▶ **What is asked**: Find the line that contains "Read out every word on this page." and print it and every line after it, exactly, please.

(Stored entries)
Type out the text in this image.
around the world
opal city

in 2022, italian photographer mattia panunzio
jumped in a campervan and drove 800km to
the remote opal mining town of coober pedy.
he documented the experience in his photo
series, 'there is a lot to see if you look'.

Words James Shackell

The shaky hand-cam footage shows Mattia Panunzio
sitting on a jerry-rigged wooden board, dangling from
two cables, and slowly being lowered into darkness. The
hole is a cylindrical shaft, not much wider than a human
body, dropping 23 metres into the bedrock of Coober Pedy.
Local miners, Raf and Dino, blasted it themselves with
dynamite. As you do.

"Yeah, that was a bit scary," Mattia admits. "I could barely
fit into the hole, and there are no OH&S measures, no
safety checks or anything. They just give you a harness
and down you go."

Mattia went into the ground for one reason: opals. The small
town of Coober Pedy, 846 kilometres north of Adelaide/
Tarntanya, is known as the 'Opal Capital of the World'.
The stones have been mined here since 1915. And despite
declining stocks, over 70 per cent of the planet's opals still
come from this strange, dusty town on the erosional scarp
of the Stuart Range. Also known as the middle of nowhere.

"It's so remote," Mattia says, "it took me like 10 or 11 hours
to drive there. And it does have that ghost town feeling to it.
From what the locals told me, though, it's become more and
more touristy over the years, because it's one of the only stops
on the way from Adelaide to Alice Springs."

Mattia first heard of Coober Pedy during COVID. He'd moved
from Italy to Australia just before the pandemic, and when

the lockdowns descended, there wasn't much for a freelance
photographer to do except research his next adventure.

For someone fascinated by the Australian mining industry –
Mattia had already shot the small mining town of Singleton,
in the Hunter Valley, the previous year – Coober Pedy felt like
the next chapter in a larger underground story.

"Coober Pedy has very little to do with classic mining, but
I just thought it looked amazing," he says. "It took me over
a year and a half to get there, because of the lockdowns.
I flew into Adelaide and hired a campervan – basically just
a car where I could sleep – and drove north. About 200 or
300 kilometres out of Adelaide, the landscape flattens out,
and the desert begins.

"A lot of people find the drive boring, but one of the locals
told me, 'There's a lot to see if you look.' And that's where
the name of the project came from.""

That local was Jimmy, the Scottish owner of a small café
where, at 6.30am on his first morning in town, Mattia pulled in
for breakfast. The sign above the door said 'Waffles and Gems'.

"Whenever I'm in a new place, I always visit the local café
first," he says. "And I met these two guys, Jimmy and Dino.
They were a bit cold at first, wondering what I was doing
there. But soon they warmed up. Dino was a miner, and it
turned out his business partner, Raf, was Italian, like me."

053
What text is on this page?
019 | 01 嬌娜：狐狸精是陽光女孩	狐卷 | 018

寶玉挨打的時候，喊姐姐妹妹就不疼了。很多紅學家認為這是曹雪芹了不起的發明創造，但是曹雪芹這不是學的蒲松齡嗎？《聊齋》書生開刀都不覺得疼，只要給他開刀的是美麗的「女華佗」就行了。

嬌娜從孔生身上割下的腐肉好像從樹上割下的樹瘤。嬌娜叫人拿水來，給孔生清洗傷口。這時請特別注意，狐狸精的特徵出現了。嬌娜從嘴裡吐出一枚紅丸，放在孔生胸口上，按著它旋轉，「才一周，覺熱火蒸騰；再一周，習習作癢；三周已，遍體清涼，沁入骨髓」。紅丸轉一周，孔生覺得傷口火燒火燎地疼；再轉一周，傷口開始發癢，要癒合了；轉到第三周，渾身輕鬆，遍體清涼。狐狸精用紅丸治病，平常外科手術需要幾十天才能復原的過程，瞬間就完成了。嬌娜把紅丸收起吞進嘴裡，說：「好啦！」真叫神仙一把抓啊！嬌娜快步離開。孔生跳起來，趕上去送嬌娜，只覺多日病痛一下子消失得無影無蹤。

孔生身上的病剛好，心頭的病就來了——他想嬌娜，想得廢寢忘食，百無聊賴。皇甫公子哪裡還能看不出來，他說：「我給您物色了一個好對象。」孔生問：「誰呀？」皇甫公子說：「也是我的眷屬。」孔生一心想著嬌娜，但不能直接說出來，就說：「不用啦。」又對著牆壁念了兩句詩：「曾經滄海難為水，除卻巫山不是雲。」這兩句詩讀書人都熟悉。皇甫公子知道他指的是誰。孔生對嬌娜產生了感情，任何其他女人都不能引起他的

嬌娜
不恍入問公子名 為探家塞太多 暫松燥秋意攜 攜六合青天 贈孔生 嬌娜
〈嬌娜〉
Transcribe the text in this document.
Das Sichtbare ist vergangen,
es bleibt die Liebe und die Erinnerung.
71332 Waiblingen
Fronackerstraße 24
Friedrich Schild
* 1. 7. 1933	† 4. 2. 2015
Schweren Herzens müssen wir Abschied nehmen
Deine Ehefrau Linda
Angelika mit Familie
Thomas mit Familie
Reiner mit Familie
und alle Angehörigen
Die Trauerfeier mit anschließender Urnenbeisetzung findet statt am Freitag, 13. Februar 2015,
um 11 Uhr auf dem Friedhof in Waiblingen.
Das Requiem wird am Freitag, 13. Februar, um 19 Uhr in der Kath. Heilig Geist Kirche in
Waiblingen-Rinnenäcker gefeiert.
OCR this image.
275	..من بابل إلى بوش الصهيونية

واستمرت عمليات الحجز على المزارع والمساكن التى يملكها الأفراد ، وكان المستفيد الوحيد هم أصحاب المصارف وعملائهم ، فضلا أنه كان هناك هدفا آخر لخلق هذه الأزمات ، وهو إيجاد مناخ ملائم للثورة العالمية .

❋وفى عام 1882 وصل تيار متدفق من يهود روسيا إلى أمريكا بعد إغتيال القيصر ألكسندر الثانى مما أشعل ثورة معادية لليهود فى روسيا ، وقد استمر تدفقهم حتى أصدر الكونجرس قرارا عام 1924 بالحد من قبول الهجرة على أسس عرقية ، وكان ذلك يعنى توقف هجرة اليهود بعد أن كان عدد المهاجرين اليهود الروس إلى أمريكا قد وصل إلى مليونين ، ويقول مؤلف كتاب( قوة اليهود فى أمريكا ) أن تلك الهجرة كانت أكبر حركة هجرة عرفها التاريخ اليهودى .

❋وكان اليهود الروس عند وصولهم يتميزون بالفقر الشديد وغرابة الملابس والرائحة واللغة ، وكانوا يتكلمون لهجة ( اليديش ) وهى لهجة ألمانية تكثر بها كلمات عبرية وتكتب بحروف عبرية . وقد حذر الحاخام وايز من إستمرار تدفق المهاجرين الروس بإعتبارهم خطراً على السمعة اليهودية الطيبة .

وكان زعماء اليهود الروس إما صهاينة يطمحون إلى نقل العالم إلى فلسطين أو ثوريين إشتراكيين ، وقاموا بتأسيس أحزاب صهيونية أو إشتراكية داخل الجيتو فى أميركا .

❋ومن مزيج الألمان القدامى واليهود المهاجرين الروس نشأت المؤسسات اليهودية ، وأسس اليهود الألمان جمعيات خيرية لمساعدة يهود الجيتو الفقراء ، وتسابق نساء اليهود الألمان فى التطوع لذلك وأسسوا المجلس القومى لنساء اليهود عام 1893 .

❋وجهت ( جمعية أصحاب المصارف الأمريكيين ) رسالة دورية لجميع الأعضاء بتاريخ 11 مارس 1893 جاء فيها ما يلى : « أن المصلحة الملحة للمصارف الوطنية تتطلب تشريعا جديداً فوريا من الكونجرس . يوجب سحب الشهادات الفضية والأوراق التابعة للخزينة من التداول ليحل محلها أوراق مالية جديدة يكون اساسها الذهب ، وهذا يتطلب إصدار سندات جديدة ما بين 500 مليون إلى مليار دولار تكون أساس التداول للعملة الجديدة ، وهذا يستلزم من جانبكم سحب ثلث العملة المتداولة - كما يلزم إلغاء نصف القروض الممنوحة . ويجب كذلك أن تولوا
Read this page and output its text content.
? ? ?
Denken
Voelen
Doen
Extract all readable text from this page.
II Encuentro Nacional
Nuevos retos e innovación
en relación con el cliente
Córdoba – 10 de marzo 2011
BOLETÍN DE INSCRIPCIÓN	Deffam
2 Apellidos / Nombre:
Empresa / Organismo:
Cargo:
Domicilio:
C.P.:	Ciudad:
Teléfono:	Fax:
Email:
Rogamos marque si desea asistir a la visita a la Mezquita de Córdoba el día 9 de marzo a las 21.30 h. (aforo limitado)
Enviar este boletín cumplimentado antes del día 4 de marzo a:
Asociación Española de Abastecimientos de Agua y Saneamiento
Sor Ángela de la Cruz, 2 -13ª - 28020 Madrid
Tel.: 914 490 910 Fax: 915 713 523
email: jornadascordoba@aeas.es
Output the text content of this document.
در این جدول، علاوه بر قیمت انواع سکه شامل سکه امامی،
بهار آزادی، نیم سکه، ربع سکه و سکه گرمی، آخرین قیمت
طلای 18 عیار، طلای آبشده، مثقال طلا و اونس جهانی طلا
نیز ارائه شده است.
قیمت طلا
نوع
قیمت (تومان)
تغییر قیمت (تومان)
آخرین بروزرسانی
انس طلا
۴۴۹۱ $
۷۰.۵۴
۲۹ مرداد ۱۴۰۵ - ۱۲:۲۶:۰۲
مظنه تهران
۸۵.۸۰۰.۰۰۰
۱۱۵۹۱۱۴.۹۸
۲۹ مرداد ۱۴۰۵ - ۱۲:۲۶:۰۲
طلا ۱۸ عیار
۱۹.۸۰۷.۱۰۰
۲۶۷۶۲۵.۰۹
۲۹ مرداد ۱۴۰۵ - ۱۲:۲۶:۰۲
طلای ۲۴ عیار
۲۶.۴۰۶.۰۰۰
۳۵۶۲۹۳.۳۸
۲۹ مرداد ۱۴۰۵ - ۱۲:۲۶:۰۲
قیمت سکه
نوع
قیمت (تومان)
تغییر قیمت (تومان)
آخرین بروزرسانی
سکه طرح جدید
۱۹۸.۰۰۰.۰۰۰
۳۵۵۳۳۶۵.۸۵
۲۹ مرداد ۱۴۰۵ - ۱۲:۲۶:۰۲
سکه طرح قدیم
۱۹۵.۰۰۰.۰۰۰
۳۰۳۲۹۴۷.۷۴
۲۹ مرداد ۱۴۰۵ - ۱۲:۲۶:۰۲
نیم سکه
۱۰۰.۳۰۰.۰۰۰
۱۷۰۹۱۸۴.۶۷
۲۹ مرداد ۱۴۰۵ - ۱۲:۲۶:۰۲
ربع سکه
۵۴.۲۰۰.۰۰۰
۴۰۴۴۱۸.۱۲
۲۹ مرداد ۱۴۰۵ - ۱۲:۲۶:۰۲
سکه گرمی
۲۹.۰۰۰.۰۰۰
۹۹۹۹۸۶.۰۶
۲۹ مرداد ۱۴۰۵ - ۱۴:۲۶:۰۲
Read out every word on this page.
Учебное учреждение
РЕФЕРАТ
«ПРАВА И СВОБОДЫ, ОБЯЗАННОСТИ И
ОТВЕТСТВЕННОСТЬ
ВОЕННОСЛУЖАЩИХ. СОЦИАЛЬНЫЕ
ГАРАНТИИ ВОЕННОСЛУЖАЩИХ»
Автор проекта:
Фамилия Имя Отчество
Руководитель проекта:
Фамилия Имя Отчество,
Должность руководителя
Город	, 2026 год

▶ **The output**:
Read out every word on this page.
Учебное учреждение
РЕФЕРАТ
«ПРАВА И СВОБОДЫ, ОБЯЗАННОСТИ И
ОТВЕТСТВЕННОСТЬ
ВОЕННОСЛУЖАЩИХ. СОЦИАЛЬНЫЕ
ГАРАНТИИ ВОЕННОСЛУЖАЩИХ»
Автор проекта:
Фамилия Имя Отчество
Руководитель проекта:
Фамилия Имя Отчество,
Должность руководителя
Город	, 2026 год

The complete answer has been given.